▸ **Objectifs**:
1/ Dans l'extrait sur Golda, recopiez le passage qui va de « Golda assume toute » à « de vies ôtées. », ces deux bouts compris, en remplaçant « carnet » par « cahier ».
2/ Écrivez la suite du texte sur Golda et la guerre du Kippour.

══ Extrait à lire

Golda assume toute la responsabilité de ses actes. Elle sait que sa vie est finie. Elle sera toujours liée à l’échec de la guerre du Kippour, analyse le cinéaste Guy Nattiv. Elle n’était pas la bonne personne, elle était au mauvais endroit, au mauvais moment. Elle, qui ne voulait pas devenir première ministre, en 1969, y a été poussée parce que personne d’autre ne voulait y aller. Elle a ensuite été plongée dans ce chaos en essayant de le gérer tant bien que mal, entre son intuition, des failles colossales et des erreurs humaines fatales. Alors que l’armée évoque ses chars perdus, Golda consigne dans un petit carnet le nombre de vies ôtées.

════
══ Documents

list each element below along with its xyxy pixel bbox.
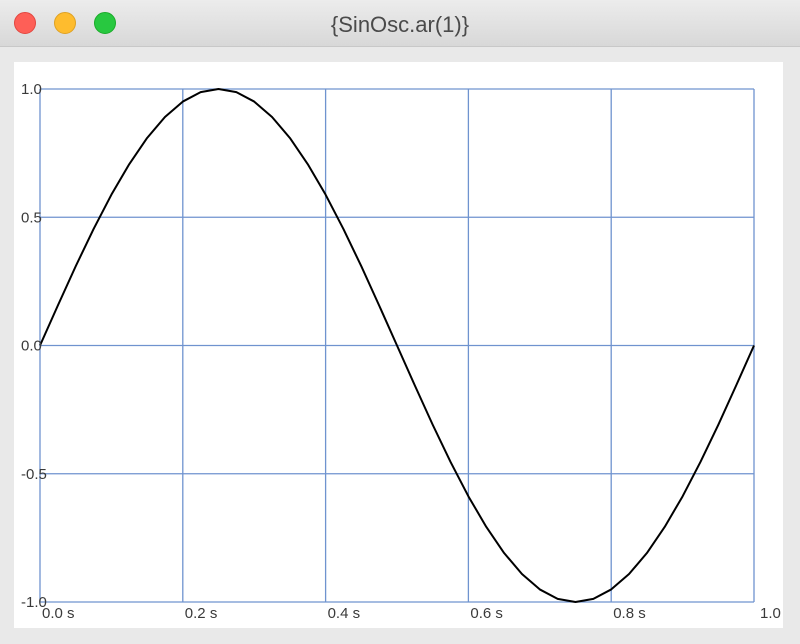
y-tick-label-3: -0.5 xyxy=(21,466,47,483)
x-tick-label-4: 0.8 s xyxy=(613,605,646,622)
x-tick-label-2: 0.4 s xyxy=(328,605,361,622)
title-bar[interactable]: {SinOsc.ar(1)} xyxy=(0,0,800,47)
window-title: {SinOsc.ar(1)} xyxy=(330,12,470,37)
plot-window: {SinOsc.ar(1)} 1.0 0.5 0.0 -0.5 -1.0 0.0 s 0.2… xyxy=(0,0,800,644)
y-tick-label-2: 0.0 xyxy=(21,338,42,355)
waveform-chart: 1.00.50.0-0.5-1.00.0 s 0.2 s 0.4 s 0.6 s 0.8… xyxy=(21,81,781,622)
x-tick-label-3: 0.6 s xyxy=(470,605,503,622)
y-tick-label-1: 0.5 xyxy=(21,209,42,226)
x-tick-label-1: 0.2 s xyxy=(185,605,218,622)
x-tick-label-5: 1.0 xyxy=(760,605,781,622)
plot-area: 1.0 0.5 0.0 -0.5 -1.0 0.0 s 0.2 s 0.4 s 0.6 s 0.8… xyxy=(14,62,783,628)
y-tick-label-0: 1.0 xyxy=(21,81,42,98)
x-tick-label-0: 0.0 s xyxy=(42,605,75,622)
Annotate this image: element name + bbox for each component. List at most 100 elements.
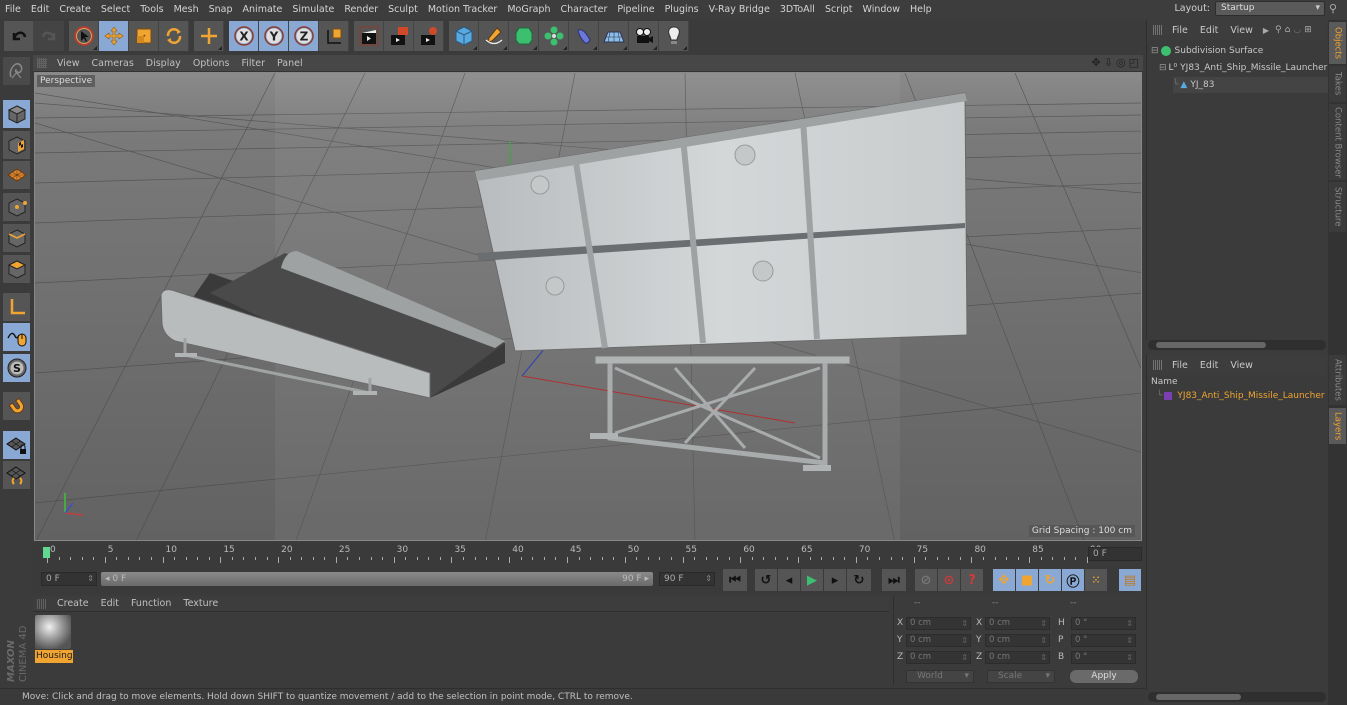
tab-layers[interactable]: Layers bbox=[1329, 408, 1346, 444]
object-manager-scrollbar[interactable] bbox=[1148, 340, 1326, 350]
menu-mesh[interactable]: Mesh bbox=[169, 0, 204, 19]
home-icon[interactable]: ⌂ bbox=[1285, 25, 1291, 35]
point-level-animation-button[interactable]: ⁙ bbox=[1085, 569, 1107, 591]
rotate-tool-button[interactable] bbox=[159, 21, 189, 51]
record-active-objects-button[interactable]: ⊘ bbox=[915, 569, 937, 591]
z-axis-button[interactable]: Z bbox=[289, 21, 319, 51]
recent-tool-button[interactable] bbox=[194, 21, 224, 51]
menu-motion-tracker[interactable]: Motion Tracker bbox=[423, 0, 503, 19]
subdivision-surface-button[interactable] bbox=[509, 21, 539, 51]
menu-edit[interactable]: Edit bbox=[26, 0, 54, 19]
layer-manager-scrollbar[interactable] bbox=[1148, 692, 1326, 702]
layer-menu-edit[interactable]: Edit bbox=[1194, 360, 1224, 371]
solo-mode-button[interactable]: S bbox=[3, 354, 30, 382]
object-menu-file[interactable]: File bbox=[1166, 25, 1194, 36]
3d-viewport[interactable]: Perspective Grid Spacing : 100 cm bbox=[34, 72, 1142, 541]
panel-grip[interactable] bbox=[1153, 360, 1163, 370]
coordinate-mode-dropdown[interactable]: World bbox=[906, 670, 974, 683]
play-button[interactable]: ▶ bbox=[801, 569, 823, 591]
menu-character[interactable]: Character bbox=[555, 0, 612, 19]
x-axis-button[interactable]: X bbox=[229, 21, 259, 51]
menu-select[interactable]: Select bbox=[96, 0, 135, 19]
floor-button[interactable] bbox=[599, 21, 629, 51]
move-view-icon[interactable]: ✥ bbox=[1092, 56, 1101, 69]
y-axis-button[interactable]: Y bbox=[259, 21, 289, 51]
viewport-menu-view[interactable]: View bbox=[51, 58, 86, 69]
zoom-view-icon[interactable]: ⇩ bbox=[1104, 56, 1113, 69]
edges-mode-button[interactable] bbox=[3, 224, 30, 252]
coord-value-field[interactable]: 0 cm bbox=[985, 634, 1050, 647]
menu-render[interactable]: Render bbox=[339, 0, 383, 19]
scale-tool-button[interactable] bbox=[129, 21, 159, 51]
material-menu-function[interactable]: Function bbox=[125, 598, 177, 609]
scale-key-button[interactable]: ■ bbox=[1016, 569, 1038, 591]
tree-item-launcher-null[interactable]: ⊟ L⁰ YJ83_Anti_Ship_Missile_Launcher bbox=[1159, 60, 1327, 76]
panel-grip[interactable] bbox=[1153, 25, 1163, 35]
menu-plugins[interactable]: Plugins bbox=[660, 0, 704, 19]
timeline-button[interactable]: ▤ bbox=[1119, 569, 1141, 591]
panel-grip[interactable] bbox=[37, 598, 47, 609]
camera-label[interactable]: Perspective bbox=[37, 75, 96, 87]
position-key-button[interactable]: ✥ bbox=[993, 569, 1015, 591]
next-frame-button[interactable]: ▸ bbox=[824, 569, 846, 591]
size-mode-dropdown[interactable]: Scale bbox=[987, 670, 1055, 683]
go-to-start-button[interactable]: ⏮ bbox=[723, 569, 747, 591]
deformer-button[interactable] bbox=[569, 21, 599, 51]
menu-tools[interactable]: Tools bbox=[135, 0, 168, 19]
tab-takes[interactable]: Takes bbox=[1329, 66, 1346, 102]
planar-workplane-button[interactable] bbox=[3, 461, 30, 489]
tab-attributes[interactable]: Attributes bbox=[1329, 355, 1346, 405]
coord-value-field[interactable]: 0 ° bbox=[1071, 651, 1136, 664]
pen-button[interactable] bbox=[479, 21, 509, 51]
layer-menu-file[interactable]: File bbox=[1166, 360, 1194, 371]
camera-button[interactable] bbox=[629, 21, 659, 51]
menu-snap[interactable]: Snap bbox=[204, 0, 238, 19]
start-frame-field[interactable]: 0 F ⇕ bbox=[41, 572, 97, 586]
tweak-mode-button[interactable] bbox=[3, 323, 30, 351]
new-view-icon[interactable]: ⊞ bbox=[1304, 25, 1312, 35]
coord-value-field[interactable]: 0 cm bbox=[906, 651, 971, 664]
undo-button[interactable] bbox=[4, 21, 34, 51]
tab-content-browser[interactable]: Content Browser bbox=[1329, 104, 1346, 180]
keyframe-selection-button[interactable]: ? bbox=[961, 569, 983, 591]
menu-mograph[interactable]: MoGraph bbox=[502, 0, 555, 19]
axis-mode-button[interactable] bbox=[3, 293, 30, 321]
points-mode-button[interactable] bbox=[3, 193, 30, 221]
collapse-icon[interactable]: ⊟ bbox=[1159, 63, 1167, 73]
menu-create[interactable]: Create bbox=[54, 0, 96, 19]
coord-value-field[interactable]: 0 cm bbox=[985, 651, 1050, 664]
menu-script[interactable]: Script bbox=[820, 0, 858, 19]
scrollbar-thumb[interactable] bbox=[1156, 342, 1266, 348]
move-tool-button[interactable] bbox=[99, 21, 129, 51]
redo-button[interactable] bbox=[34, 21, 64, 51]
tab-structure[interactable]: Structure bbox=[1329, 182, 1346, 232]
parameter-key-button[interactable]: Ⓟ bbox=[1062, 569, 1084, 591]
previous-keyframe-button[interactable]: ↺ bbox=[755, 569, 777, 591]
tree-item-subdivision-surface[interactable]: ⊟ Subdivision Surface bbox=[1151, 43, 1263, 59]
menu-pipeline[interactable]: Pipeline bbox=[612, 0, 659, 19]
layer-row[interactable]: └ YJ83_Anti_Ship_Missile_Launcher bbox=[1157, 388, 1325, 404]
coord-value-field[interactable]: 0 cm bbox=[906, 617, 971, 630]
viewport-menu-options[interactable]: Options bbox=[187, 58, 236, 69]
previous-frame-button[interactable]: ◂ bbox=[778, 569, 800, 591]
autokeying-button[interactable]: ⊙ bbox=[938, 569, 960, 591]
search-icon[interactable]: ⚲ bbox=[1329, 2, 1343, 16]
layer-menu-view[interactable]: View bbox=[1224, 360, 1259, 371]
bookmark-icon[interactable]: ◡ bbox=[1293, 25, 1301, 35]
model-mode-button[interactable] bbox=[3, 100, 30, 128]
render-settings-button[interactable] bbox=[414, 21, 444, 51]
rotation-key-button[interactable]: ↻ bbox=[1039, 569, 1061, 591]
coord-value-field[interactable]: 0 ° bbox=[1071, 617, 1136, 630]
next-keyframe-button[interactable]: ↻ bbox=[847, 569, 871, 591]
cloner-button[interactable] bbox=[539, 21, 569, 51]
menu-simulate[interactable]: Simulate bbox=[287, 0, 339, 19]
object-menu-view[interactable]: View bbox=[1224, 25, 1259, 36]
material-menu-edit[interactable]: Edit bbox=[95, 598, 125, 609]
light-button[interactable] bbox=[659, 21, 689, 51]
tab-objects[interactable]: Objects bbox=[1329, 22, 1346, 64]
coord-value-field[interactable]: 0 cm bbox=[985, 617, 1050, 630]
render-view-button[interactable] bbox=[354, 21, 384, 51]
workplane-mode-button[interactable] bbox=[3, 161, 30, 189]
cube-button[interactable] bbox=[449, 21, 479, 51]
material-menu-texture[interactable]: Texture bbox=[177, 598, 224, 609]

════

▸ **Réponses**:
1/
Golda assume toute la responsabilité de ses actes. Elle sait que sa vie est finie. Elle sera toujours liée à l’échec de la guerre du Kippour, analyse le cinéaste Guy Nattiv. Elle n’était pas la bonne personne, elle était au mauvais endroit, au mauvais moment. Elle, qui ne voulait pas devenir première ministre, en 1969, y a été poussée parce que personne d’autre ne voulait y aller. Elle a ensuite été plongée dans ce chaos en essayant de le gérer tant bien que mal, entre son intuition, des failles colossales et des erreurs humaines fatales. Alors que l’armée évoque ses chars perdus, Golda consigne dans un petit cahier le nombre de vies ôtées.

2/
Personnage aussi fascinant que complexe

Ce portrait, probablement adouci, dépeint le sang-froid de cette femme hors du commun : « Si j’ai d’abord perçu Golda Meir comme une héroïne, ce que j’ai appris ensuite, au cours des années, a fissuré cette icône. Les Israéliens sont loin d’être unanimes à son propos : certains l’aiment, d’autres la détestent. Les Juifs de la diaspora semblent, eux, idéaliser la jeune femme sioniste venue de Milwaukee, dans l’espoir d’aider Israël. » Guy Nattiv a néanmoins trouvé son personnage aussi fascinant que complexe : « Elle était très dure, fort intelligente, très avisée et très informée sur le monde. Et elle était une grande politicienne, qui savait comment, traiter et gérer les gens, négocier avec les Américains et apporter de l’aide en dehors d’Israël. Mais elle était par ailleurs une femme obstinée, avec des principes, et son entêtement l’a également mise dans des situations désastreuses. Elle accordait sa confiance à peu de gens, et encore moins aux dirigeants arabes. Engagée dans la guerre, elle n’avait pas de vision sur la manière de faire la paix, et n’était pas disposée à avoir une conception plus large du Moyen-Orient. »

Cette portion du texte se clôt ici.